Task directions: Below are some entries. Copy each line that holds the string "SBAR".

— START OF Data lines —

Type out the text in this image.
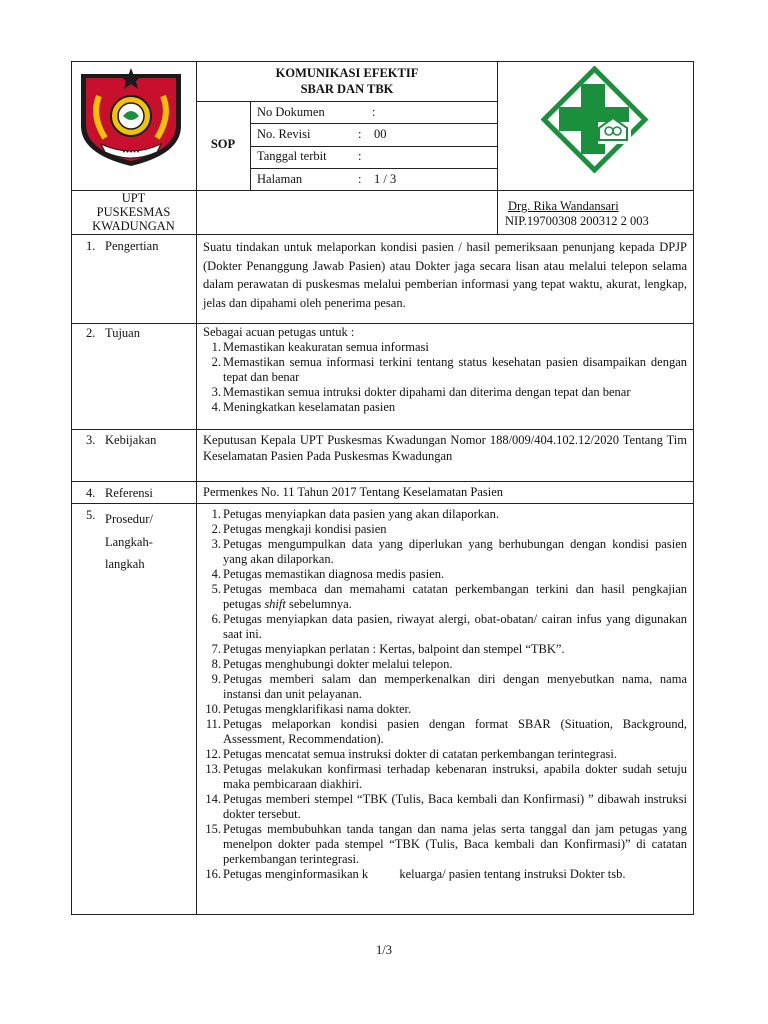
•••••
KOMUNIKASI EFEKTIF
SBAR DAN TBK
SOP
No Dokumen	:
No. Revisi	: 00
Tanggal terbit	:
Halaman	: 1 / 3
UPT
PUSKESMAS
KWADUNGAN
Drg. Rika Wandansari
NIP.19700308 200312 2 003
1. Pengertian	Suatu tindakan untuk melaporkan kondisi pasien / hasil pemeriksaan penunjang kepada DPJP (Dokter Penanggung Jawab Pasien) atau Dokter jaga secara lisan atau melalui telepon selama dalam perawatan di puskesmas melalui pemberian informasi yang tepat waktu, akurat, lengkap, jelas dan dipahami oleh penerima pesan.
2. Tujuan	Sebagai acuan petugas untuk :
1. Memastikan keakuratan semua informasi
2. Memastikan semua informasi terkini tentang status kesehatan pasien disampaikan dengan tepat dan benar
3. Memastikan semua intruksi dokter dipahami dan diterima dengan tepat dan benar
4. Meningkatkan keselamatan pasien
3. Kebijakan	Keputusan Kepala UPT Puskesmas Kwadungan Nomor 188/009/404.102.12/2020 Tentang Tim Keselamatan Pasien Pada Puskesmas Kwadungan
4. Referensi	Permenkes No. 11 Tahun 2017 Tentang Keselamatan Pasien
5. Prosedur/
Langkah-
langkah
1. Petugas menyiapkan data pasien yang akan dilaporkan.
2. Petugas mengkaji kondisi pasien
3. Petugas mengumpulkan data yang diperlukan yang berhubungan dengan kondisi pasien yang akan dilaporkan.
4. Petugas memastikan diagnosa medis pasien.
5. Petugas membaca dan memahami catatan perkembangan terkini dan hasil pengkajian petugas shift sebelumnya.
6. Petugas menyiapkan data pasien, riwayat alergi, obat-obatan/ cairan infus yang digunakan saat ini.
7. Petugas menyiapkan perlatan : Kertas, balpoint dan stempel “TBK”.
8. Petugas menghubungi dokter melalui telepon.
9. Petugas memberi salam dan memperkenalkan diri dengan menyebutkan nama, nama instansi dan unit pelayanan.
10. Petugas mengklarifikasi nama dokter.
11. Petugas melaporkan kondisi pasien dengan format SBAR (Situation, Background, Assessment, Recommendation).
12. Petugas mencatat semua instruksi dokter di catatan perkembangan terintegrasi.
13. Petugas melakukan konfirmasi terhadap kebenaran instruksi, apabila dokter sudah setuju maka pembicaraan diakhiri.
14. Petugas memberi stempel “TBK (Tulis, Baca kembali dan Konfirmasi) ” dibawah instruksi dokter tersebut.
15. Petugas membubuhkan tanda tangan dan nama jelas serta tanggal dan jam petugas yang menelpon dokter pada stempel “TBK (Tulis, Baca kembali dan Konfirmasi)” di catatan perkembangan terintegrasi.
16. Petugas menginformasikan k          keluarga/ pasien tentang instruksi Dokter tsb.
1/3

— END OF Data lines —

Answer:
SBAR DAN TBK
11. Petugas melaporkan kondisi pasien dengan format SBAR (Situation, Background, Assessment, Recommendation).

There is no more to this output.